## TASK REQUIREMENTS
a - Decide whether each statement agrees with the passage on meditation, answering yes or no and quoting the words of the passage that settle it. (i) Meditation is the beginning of the spiritual endeavor. (ii) An ishtadevata is a permanently dear thing. (iii) Digging a little in many places will find water.
b - From the passage on meditation, write out the part that opens with the words "As unseen things" and closes with "to our house.", substituting "monarch" for each "king".

The Beauty of God and the Glory of
Meditation
Divine Life
Society Publication: Chapter 4- A Brief Outline of
Sadhana by Swami Krishnananda
The apex of sadhana, is dhyana, or meditation. It is a
penultimate stage of the eight limbs of yoga, culminating in divine absorption.
Meditation is not the beginning; it is the end of the spiritual endeavor. Meditation
is not a religious exercise but one step below divine communion.
The fullness of achievement
that is expected in meditation is practicable only if there is a fullness of
aspiration. The means evolves gradually to the end, and the end, the divine
experience, determines the nature of the means.
The object of meditation is
very aptly designated as ishta, or the
most beloved. It is not just an object; it is a beloved deity for the purpose
of concentration of the whole spirit within us. An ishtadevata
is a permanently dear thing and is not anything that is available in the world.
It is a form, a symbol, an item which is invested with the highest values of
life. The divinity, the deity of our concentration, is all-powerful,
all-knowing and all-pervading. It is most beautiful.
God is always depicted as a
judiciary in the cosmic court, a terrorizing parent, a lawgiver and a lawmaker,
but no one can think that God is beautiful because we have an inveterate habit
of considering God as old. But God is beautiful. If He is not beautiful, the
mind cannot be pulled towards Him.
The might, the glory of God,
His happiness is described in the Vedas and the Upanishads, not His beauty. A
flood of bliss will inundate our personality if the vision of God becomes
practical (Bri. U. 4.3.32).
As unseen things cannot be
conceived in the mind, God’s beauty also cannot be conceived. Beauty is a
conditioned complex arising in the mind under given circumstances in the
process of evolution. It is only in the Srimad Bhagavata that we hear that God
can be the highest beauty. Sākṣān manmatha-manmathah (Srimad
Bhagavata 10.32.2) says Vyasa. But great effort is necessary to pursue
it ourselves that God is beautiful, powerful, all-pervading, and immortal. This
object that we choose for meditation should be invested with this power.
The usual practice in India of
receiving a guest is to offer holy water to wash his feet, give him a beautiful
seat so that he may be seated, wave a holy arati, give
everything we would generally give to a king, and arrange for music and dance
to celebrate the festival of a king’s coming to our house.
Each one should feel in the
heart what our feeling would be if God comes and stands before us. These
wondrous qualities of immortal inclusiveness and perfection should be invested
upon the deity by mental invocation. Sometimes mantras are chanted. Place the
power of God on that idol, and feel it is vibrating with the divinity.
The choice of the object of
meditation, the ishtadevata, should be such that
there should be no need felt to change the object. If we want to dig a well, we
do not go on digging in a hundred places, little by little. We will not find
water anywhere. We have to dig in one place only; then, we may find it. So
allowing the mind to move from various conceptualized objectives will not bring
anything worth the while. There should also be a certainty in the mind that
this is going to bring the desired result.

## RECORD EXCERPTS

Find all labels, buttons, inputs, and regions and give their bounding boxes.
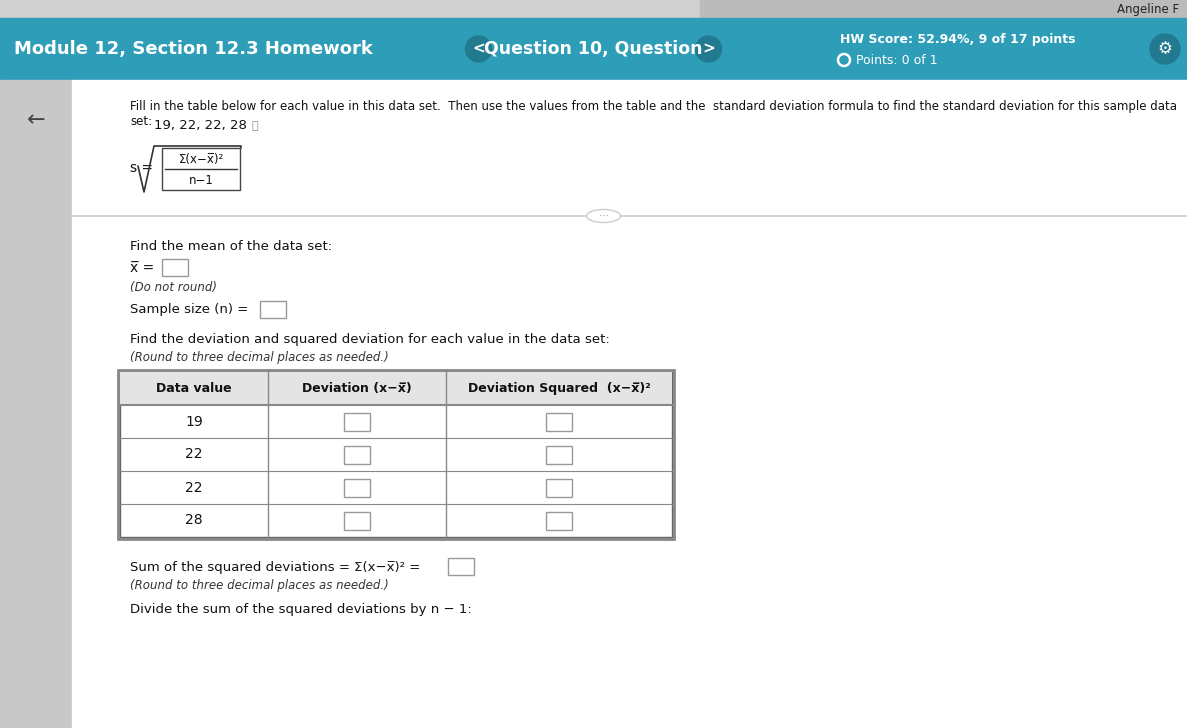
Text: s =: s =	[131, 161, 153, 175]
Bar	[546, 478, 572, 496]
Bar	[447, 558, 474, 575]
Text: 19: 19	[185, 414, 203, 429]
Text: Find the deviation and squared deviation for each value in the data set:: Find the deviation and squared deviation…	[131, 333, 610, 347]
Text: Σ(x−x̅)²: Σ(x−x̅)²	[178, 154, 223, 167]
Text: ←: ←	[26, 110, 45, 130]
Bar	[118, 370, 674, 539]
Text: (Round to three decimal places as needed.): (Round to three decimal places as needed…	[131, 579, 389, 591]
Bar	[546, 413, 572, 430]
Text: 22: 22	[185, 480, 203, 494]
Bar	[0, 18, 1187, 80]
Text: x̅ =: x̅ =	[131, 261, 154, 275]
Text: Divide the sum of the squared deviations by n − 1:: Divide the sum of the squared deviations…	[131, 603, 471, 615]
Text: Fill in the table below for each value in this data set.  Then use the values fr: Fill in the table below for each value i…	[131, 100, 1178, 128]
Text: Points: 0 of 1: Points: 0 of 1	[856, 53, 938, 66]
Text: Question 10, Question: Question 10, Question	[484, 40, 703, 58]
Text: 28: 28	[185, 513, 203, 528]
Text: ⧉: ⧉	[252, 121, 259, 131]
Ellipse shape	[586, 210, 621, 223]
Text: 22: 22	[185, 448, 203, 462]
Text: 19, 22, 22, 28: 19, 22, 22, 28	[154, 119, 247, 132]
Bar	[120, 372, 672, 405]
Text: Find the mean of the data set:: Find the mean of the data set:	[131, 240, 332, 253]
Text: Deviation Squared  (x−x̅)²: Deviation Squared (x−x̅)²	[468, 382, 650, 395]
Circle shape	[1150, 34, 1180, 64]
Text: n−1: n−1	[189, 173, 214, 186]
Bar	[344, 512, 370, 529]
Text: >: >	[703, 41, 715, 57]
Circle shape	[696, 36, 722, 62]
Bar	[344, 413, 370, 430]
Text: Module 12, Section 12.3 Homework: Module 12, Section 12.3 Homework	[14, 40, 373, 58]
Text: <: <	[472, 41, 484, 57]
Bar	[344, 446, 370, 464]
Bar	[161, 148, 240, 190]
Bar	[0, 0, 1187, 18]
Bar	[546, 512, 572, 529]
Bar	[161, 259, 188, 276]
Bar	[546, 446, 572, 464]
Bar	[260, 301, 286, 318]
Text: Data value: Data value	[157, 382, 231, 395]
Bar	[120, 372, 672, 537]
Bar	[0, 80, 72, 728]
Text: Sample size (n) =: Sample size (n) =	[131, 304, 248, 317]
Text: HW Score: 52.94%, 9 of 17 points: HW Score: 52.94%, 9 of 17 points	[840, 33, 1075, 47]
Text: (Round to three decimal places as needed.): (Round to three decimal places as needed…	[131, 352, 389, 365]
Bar	[72, 80, 1187, 728]
Text: ⋯: ⋯	[598, 211, 609, 221]
Text: (Do not round): (Do not round)	[131, 282, 217, 295]
Circle shape	[465, 36, 491, 62]
Text: Angeline F: Angeline F	[1117, 2, 1179, 15]
Text: Sum of the squared deviations = Σ(x−x̅)² =: Sum of the squared deviations = Σ(x−x̅)²…	[131, 561, 420, 574]
Bar	[344, 478, 370, 496]
Bar	[700, 0, 1187, 18]
Text: ⚙: ⚙	[1157, 40, 1173, 58]
Text: Deviation (x−x̅): Deviation (x−x̅)	[303, 382, 412, 395]
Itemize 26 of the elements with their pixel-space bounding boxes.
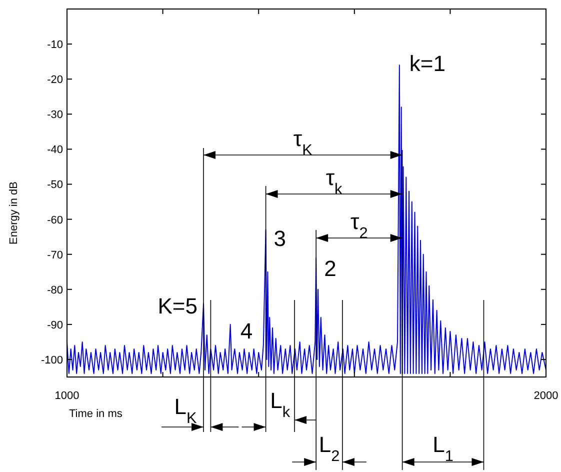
y-tick-label: -100 xyxy=(40,354,63,366)
annotation: τ$_{k}$ xyxy=(326,165,343,198)
y-axis-title: Energy in dB xyxy=(8,182,20,244)
y-tick-label: -20 xyxy=(47,74,63,86)
annotation: τ$_{2}$ xyxy=(350,209,368,242)
text: L$_{1}$ xyxy=(432,432,454,464)
x-tick-label: 2000 xyxy=(534,390,558,402)
y-tick-label: -80 xyxy=(47,284,63,296)
x-tick-label: 1000 xyxy=(54,390,80,402)
y-tick-label: -40 xyxy=(47,144,63,156)
y-tick-label: -70 xyxy=(47,249,63,262)
annotation: K=5 xyxy=(158,293,198,318)
text: L$_{k}$ xyxy=(270,388,290,420)
x-axis-title: Time in ms xyxy=(69,408,123,420)
annotation: 3 xyxy=(274,226,286,251)
text: L$_{2}$ xyxy=(318,432,340,464)
y-tick-label: -60 xyxy=(47,214,63,226)
y-tick-label: -50 xyxy=(47,179,63,192)
annotation: 2 xyxy=(324,256,336,281)
y-tick-label: -10 xyxy=(47,39,63,52)
annotation: k=1 xyxy=(409,51,446,76)
text: L$_{K}$ xyxy=(174,394,198,426)
y-tick-label: -30 xyxy=(47,109,63,122)
annotation: τ$_{K}$ xyxy=(293,126,314,158)
y-tick-label: -90 xyxy=(47,319,63,332)
annotation: 4 xyxy=(240,318,253,344)
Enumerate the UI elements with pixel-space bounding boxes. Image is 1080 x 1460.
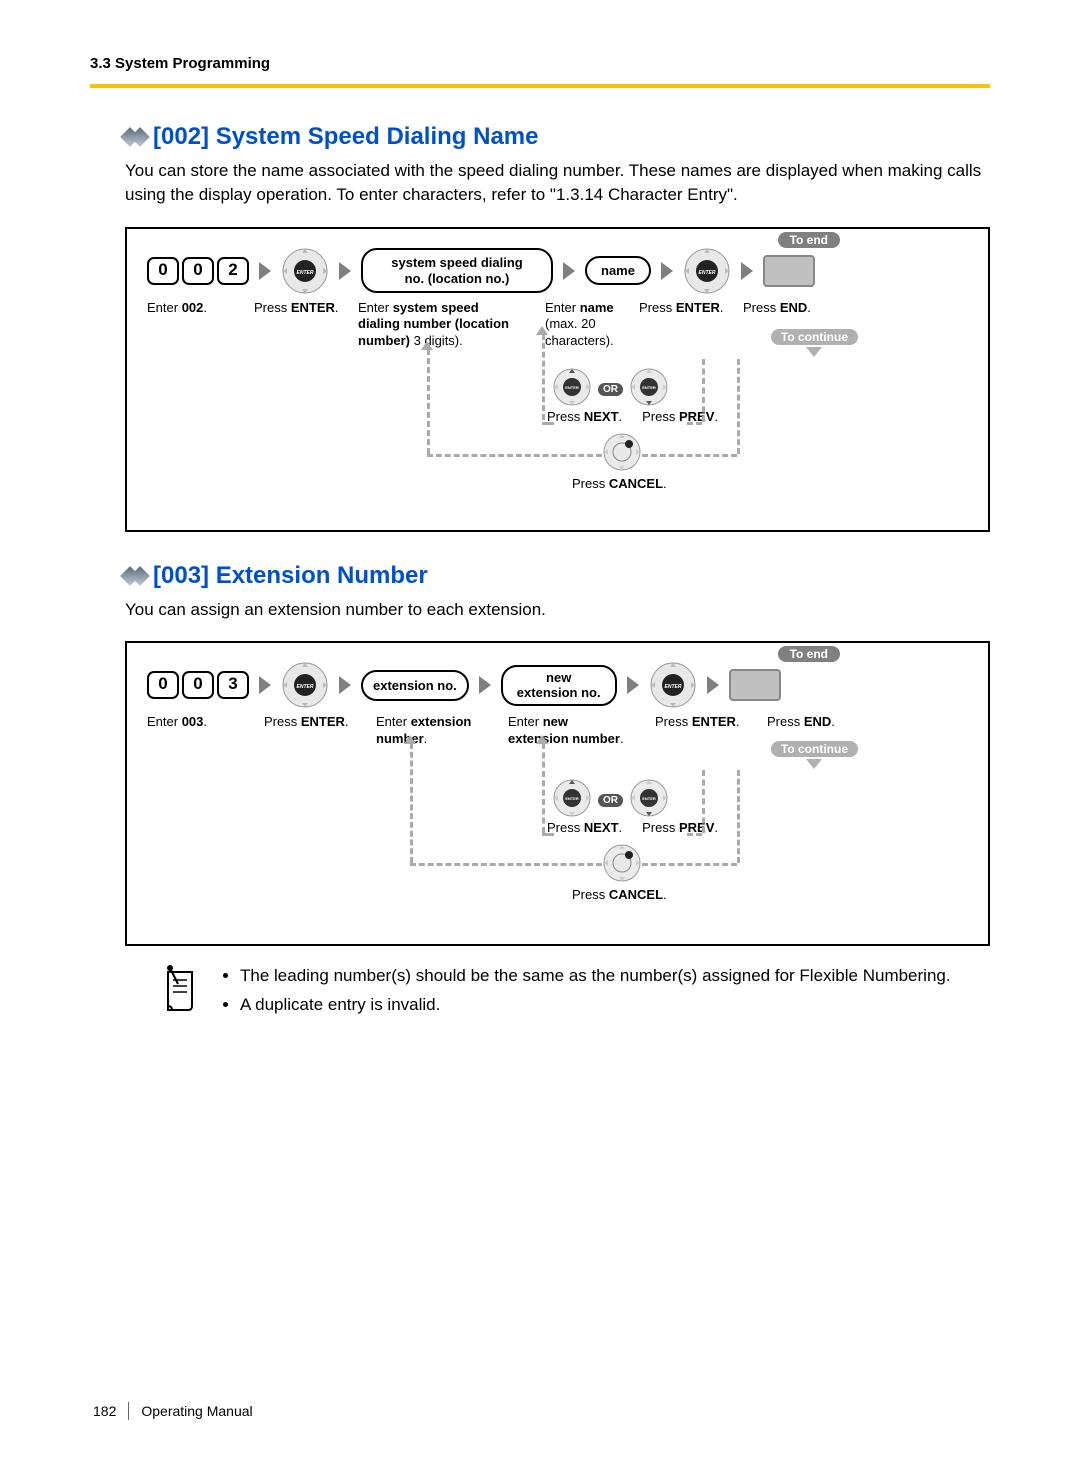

## PER-TASK OUTPUTS
a -
(i) No: "Meditation is not the beginning; it is the end of the spiritual endeavor."
(ii) Yes: "is a permanently dear thing and is not anything that is available in the world."
(iii) No: "We will not find water anywhere."

b -
As unseen things cannot be
conceived in the mind, God’s beauty also cannot be conceived. Beauty is a
conditioned complex arising in the mind under given circumstances in the
process of evolution. It is only in the Srimad Bhagavata that we hear that God
can be the highest beauty. Sākṣān manmatha-manmathah (Srimad
Bhagavata 10.32.2) says Vyasa. But great effort is necessary to pursue
it ourselves that God is beautiful, powerful, all-pervading, and immortal. This
object that we choose for meditation should be invested with this power.
The usual practice in India of
receiving a guest is to offer holy water to wash his feet, give him a beautiful
seat so that he may be seated, wave a holy arati, give
everything we would generally give to a monarch, and arrange for music and dance
to celebrate the festival of a monarch’s coming to our house.